─── DATA SHOWN ───

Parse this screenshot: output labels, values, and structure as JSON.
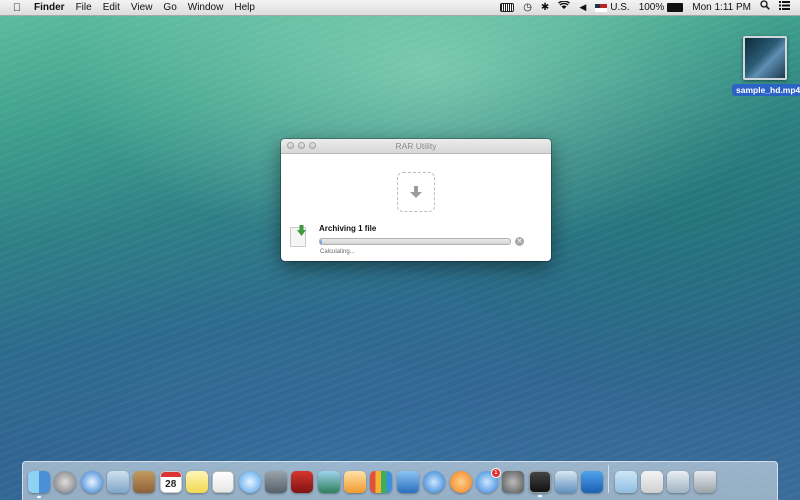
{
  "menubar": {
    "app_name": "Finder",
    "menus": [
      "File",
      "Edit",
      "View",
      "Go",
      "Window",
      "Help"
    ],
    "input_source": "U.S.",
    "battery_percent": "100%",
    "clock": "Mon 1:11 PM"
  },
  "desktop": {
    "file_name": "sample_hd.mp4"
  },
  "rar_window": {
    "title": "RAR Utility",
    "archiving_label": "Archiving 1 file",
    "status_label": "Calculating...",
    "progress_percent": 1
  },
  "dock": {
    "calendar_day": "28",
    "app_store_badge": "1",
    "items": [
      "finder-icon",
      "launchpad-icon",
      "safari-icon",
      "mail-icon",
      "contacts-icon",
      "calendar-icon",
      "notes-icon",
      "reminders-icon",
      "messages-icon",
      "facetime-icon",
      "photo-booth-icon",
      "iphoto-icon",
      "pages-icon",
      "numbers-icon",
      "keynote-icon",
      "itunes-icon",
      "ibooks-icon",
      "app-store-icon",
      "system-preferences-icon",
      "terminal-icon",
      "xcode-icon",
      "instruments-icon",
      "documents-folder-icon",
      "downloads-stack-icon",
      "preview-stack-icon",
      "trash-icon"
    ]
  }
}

───

▶ **EXERCISE**: Every line of the data should be copied as it stands, without the images.

▶ **EXERCISE OUTPUT**:
Parse this screenshot: output labels, values, and structure as JSON.
{
  "menubar": {
    "app_name": "Finder",
    "menus": [
      "File",
      "Edit",
      "View",
      "Go",
      "Window",
      "Help"
    ],
    "input_source": "U.S.",
    "battery_percent": "100%",
    "clock": "Mon 1:11 PM"
  },
  "desktop": {
    "file_name": "sample_hd.mp4"
  },
  "rar_window": {
    "title": "RAR Utility",
    "archiving_label": "Archiving 1 file",
    "status_label": "Calculating...",
    "progress_percent": 1
  },
  "dock": {
    "calendar_day": "28",
    "app_store_badge": "1",
    "items": [
      "finder-icon",
      "launchpad-icon",
      "safari-icon",
      "mail-icon",
      "contacts-icon",
      "calendar-icon",
      "notes-icon",
      "reminders-icon",
      "messages-icon",
      "facetime-icon",
      "photo-booth-icon",
      "iphoto-icon",
      "pages-icon",
      "numbers-icon",
      "keynote-icon",
      "itunes-icon",
      "ibooks-icon",
      "app-store-icon",
      "system-preferences-icon",
      "terminal-icon",
      "xcode-icon",
      "instruments-icon",
      "documents-folder-icon",
      "downloads-stack-icon",
      "preview-stack-icon",
      "trash-icon"
    ]
  }
}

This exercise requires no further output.